- **What the exercise asks**
Pick out each line below containing "三个选项中选出最佳选项".

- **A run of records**
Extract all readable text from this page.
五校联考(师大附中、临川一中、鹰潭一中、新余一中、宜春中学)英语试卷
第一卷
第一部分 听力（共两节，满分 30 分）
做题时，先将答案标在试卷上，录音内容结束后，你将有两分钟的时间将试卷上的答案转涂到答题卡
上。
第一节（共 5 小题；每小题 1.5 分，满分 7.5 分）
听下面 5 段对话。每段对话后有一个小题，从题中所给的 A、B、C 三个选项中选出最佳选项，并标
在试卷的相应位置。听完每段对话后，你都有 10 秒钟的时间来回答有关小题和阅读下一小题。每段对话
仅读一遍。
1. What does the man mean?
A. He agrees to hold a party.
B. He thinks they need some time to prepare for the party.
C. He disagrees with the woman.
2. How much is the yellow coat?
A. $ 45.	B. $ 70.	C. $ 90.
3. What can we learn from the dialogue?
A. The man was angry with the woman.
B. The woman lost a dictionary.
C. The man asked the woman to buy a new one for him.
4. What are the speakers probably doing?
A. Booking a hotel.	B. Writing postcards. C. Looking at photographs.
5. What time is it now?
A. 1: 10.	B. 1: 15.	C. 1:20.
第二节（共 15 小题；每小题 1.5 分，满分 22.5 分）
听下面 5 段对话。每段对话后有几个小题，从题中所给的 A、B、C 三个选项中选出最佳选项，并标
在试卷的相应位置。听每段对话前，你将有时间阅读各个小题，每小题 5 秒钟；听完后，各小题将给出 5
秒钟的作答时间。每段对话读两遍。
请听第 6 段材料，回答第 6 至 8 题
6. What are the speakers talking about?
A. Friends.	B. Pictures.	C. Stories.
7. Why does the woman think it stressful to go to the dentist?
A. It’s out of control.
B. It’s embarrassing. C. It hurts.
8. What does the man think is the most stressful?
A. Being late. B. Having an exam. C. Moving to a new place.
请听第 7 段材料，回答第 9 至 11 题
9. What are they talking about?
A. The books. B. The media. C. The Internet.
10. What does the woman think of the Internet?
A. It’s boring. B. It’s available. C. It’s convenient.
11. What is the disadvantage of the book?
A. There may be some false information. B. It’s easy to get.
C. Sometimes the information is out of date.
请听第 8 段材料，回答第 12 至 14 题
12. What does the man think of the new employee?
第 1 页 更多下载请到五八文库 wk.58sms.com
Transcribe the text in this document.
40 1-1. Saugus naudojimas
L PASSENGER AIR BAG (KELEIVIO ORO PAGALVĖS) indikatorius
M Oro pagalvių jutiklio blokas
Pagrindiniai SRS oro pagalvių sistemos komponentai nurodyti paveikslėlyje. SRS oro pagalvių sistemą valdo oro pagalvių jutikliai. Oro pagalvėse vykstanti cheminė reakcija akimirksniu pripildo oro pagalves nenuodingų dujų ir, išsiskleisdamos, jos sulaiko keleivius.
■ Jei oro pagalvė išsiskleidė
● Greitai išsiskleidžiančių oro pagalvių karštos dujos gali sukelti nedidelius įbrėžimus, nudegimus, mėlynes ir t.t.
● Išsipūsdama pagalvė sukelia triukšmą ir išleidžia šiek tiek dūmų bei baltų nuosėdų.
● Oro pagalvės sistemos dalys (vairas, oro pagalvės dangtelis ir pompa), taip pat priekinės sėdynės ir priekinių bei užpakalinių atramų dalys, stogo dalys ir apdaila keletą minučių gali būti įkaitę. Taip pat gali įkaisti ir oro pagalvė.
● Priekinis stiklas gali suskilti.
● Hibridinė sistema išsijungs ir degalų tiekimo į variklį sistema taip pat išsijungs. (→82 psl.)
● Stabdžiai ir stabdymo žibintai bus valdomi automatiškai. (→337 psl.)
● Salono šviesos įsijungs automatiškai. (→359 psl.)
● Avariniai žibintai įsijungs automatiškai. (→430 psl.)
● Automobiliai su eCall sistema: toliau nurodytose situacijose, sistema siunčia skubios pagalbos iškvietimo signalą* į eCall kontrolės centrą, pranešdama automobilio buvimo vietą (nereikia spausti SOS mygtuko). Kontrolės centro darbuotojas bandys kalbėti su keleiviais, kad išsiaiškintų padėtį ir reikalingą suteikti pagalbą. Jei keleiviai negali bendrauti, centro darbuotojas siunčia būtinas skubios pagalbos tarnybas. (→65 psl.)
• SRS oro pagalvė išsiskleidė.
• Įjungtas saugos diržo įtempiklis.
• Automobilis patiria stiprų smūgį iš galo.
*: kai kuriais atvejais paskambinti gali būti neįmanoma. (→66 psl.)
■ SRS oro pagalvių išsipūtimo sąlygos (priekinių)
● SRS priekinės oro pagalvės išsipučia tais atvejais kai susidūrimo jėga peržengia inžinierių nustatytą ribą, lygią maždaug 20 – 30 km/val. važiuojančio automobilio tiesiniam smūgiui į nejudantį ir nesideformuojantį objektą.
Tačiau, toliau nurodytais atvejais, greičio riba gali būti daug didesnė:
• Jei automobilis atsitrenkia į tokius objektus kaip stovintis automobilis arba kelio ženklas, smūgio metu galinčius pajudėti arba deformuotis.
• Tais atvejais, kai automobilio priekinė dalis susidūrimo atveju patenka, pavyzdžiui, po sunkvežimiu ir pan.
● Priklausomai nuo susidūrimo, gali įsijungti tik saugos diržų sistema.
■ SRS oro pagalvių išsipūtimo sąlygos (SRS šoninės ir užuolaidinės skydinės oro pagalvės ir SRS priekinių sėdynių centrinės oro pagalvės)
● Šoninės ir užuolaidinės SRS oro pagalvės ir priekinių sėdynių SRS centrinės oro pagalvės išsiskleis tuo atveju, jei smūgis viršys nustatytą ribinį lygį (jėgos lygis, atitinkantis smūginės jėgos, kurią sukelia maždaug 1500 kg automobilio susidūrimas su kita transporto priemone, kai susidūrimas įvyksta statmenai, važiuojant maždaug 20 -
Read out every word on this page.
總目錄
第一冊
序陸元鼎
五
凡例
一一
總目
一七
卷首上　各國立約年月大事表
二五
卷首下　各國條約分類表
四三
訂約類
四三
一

- **Result of this exercise**
听下面 5 段对话。每段对话后有一个小题，从题中所给的 A、B、C 三个选项中选出最佳选项，并标
听下面 5 段对话。每段对话后有几个小题，从题中所给的 A、B、C 三个选项中选出最佳选项，并标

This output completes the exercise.